### TASK INPUTS
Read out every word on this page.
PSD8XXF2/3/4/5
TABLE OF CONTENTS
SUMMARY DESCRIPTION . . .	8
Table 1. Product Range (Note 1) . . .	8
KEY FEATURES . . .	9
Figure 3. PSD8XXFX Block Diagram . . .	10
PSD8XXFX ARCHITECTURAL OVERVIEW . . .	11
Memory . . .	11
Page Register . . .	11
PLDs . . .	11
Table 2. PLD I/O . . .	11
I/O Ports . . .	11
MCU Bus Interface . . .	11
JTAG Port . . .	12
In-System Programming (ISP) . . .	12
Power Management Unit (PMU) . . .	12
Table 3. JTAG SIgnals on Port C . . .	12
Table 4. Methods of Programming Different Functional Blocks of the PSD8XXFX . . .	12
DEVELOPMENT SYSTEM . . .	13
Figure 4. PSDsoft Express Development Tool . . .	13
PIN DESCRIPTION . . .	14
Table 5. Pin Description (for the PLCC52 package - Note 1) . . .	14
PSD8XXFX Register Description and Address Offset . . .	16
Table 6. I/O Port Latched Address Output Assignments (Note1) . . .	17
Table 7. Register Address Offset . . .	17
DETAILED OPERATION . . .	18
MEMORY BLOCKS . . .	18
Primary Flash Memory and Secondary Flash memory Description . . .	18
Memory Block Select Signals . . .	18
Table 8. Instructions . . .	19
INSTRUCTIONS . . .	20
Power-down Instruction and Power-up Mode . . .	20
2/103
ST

### TASK STATEMENT
From the entries, report each line that includes the word "JTAG".

### OUTPUT FOR THIS EXERCISE
JTAG Port . . .	12
Table 3. JTAG SIgnals on Port C . . .	12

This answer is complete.